- [TASK INSTRUCTIONS]: Write out the whole listing, matching it exactly.
**** DATASET ROWS ****
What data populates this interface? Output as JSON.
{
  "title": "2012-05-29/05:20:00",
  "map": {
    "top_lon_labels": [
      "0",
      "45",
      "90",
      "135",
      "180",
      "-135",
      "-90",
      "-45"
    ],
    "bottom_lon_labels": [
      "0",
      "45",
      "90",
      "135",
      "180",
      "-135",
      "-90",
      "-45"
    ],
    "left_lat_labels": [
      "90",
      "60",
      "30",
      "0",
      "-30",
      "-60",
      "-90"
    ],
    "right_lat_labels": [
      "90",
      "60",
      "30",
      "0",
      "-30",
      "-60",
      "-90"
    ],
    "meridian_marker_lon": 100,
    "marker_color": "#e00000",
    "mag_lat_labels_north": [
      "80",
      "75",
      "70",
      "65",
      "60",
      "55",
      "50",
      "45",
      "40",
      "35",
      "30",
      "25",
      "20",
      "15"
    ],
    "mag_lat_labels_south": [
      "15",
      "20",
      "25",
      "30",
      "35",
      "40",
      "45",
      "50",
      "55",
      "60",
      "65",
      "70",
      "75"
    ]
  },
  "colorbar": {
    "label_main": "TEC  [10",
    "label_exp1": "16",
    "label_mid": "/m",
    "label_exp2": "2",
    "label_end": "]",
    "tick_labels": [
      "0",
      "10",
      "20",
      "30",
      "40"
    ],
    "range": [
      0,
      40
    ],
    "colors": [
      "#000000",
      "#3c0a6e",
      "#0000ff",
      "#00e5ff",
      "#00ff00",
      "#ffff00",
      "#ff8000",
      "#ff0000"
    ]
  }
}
****
- [THE REPLY]:
What data populates this interface? Output as JSON.
{
  "title": "2012-05-29/05:20:00",
  "map": {
    "top_lon_labels": [
      "0",
      "45",
      "90",
      "135",
      "180",
      "-135",
      "-90",
      "-45"
    ],
    "bottom_lon_labels": [
      "0",
      "45",
      "90",
      "135",
      "180",
      "-135",
      "-90",
      "-45"
    ],
    "left_lat_labels": [
      "90",
      "60",
      "30",
      "0",
      "-30",
      "-60",
      "-90"
    ],
    "right_lat_labels": [
      "90",
      "60",
      "30",
      "0",
      "-30",
      "-60",
      "-90"
    ],
    "meridian_marker_lon": 100,
    "marker_color": "#e00000",
    "mag_lat_labels_north": [
      "80",
      "75",
      "70",
      "65",
      "60",
      "55",
      "50",
      "45",
      "40",
      "35",
      "30",
      "25",
      "20",
      "15"
    ],
    "mag_lat_labels_south": [
      "15",
      "20",
      "25",
      "30",
      "35",
      "40",
      "45",
      "50",
      "55",
      "60",
      "65",
      "70",
      "75"
    ]
  },
  "colorbar": {
    "label_main": "TEC  [10",
    "label_exp1": "16",
    "label_mid": "/m",
    "label_exp2": "2",
    "label_end": "]",
    "tick_labels": [
      "0",
      "10",
      "20",
      "30",
      "40"
    ],
    "range": [
      0,
      40
    ],
    "colors": [
      "#000000",
      "#3c0a6e",
      "#0000ff",
      "#00e5ff",
      "#00ff00",
      "#ffff00",
      "#ff8000",
      "#ff0000"
    ]
  }
}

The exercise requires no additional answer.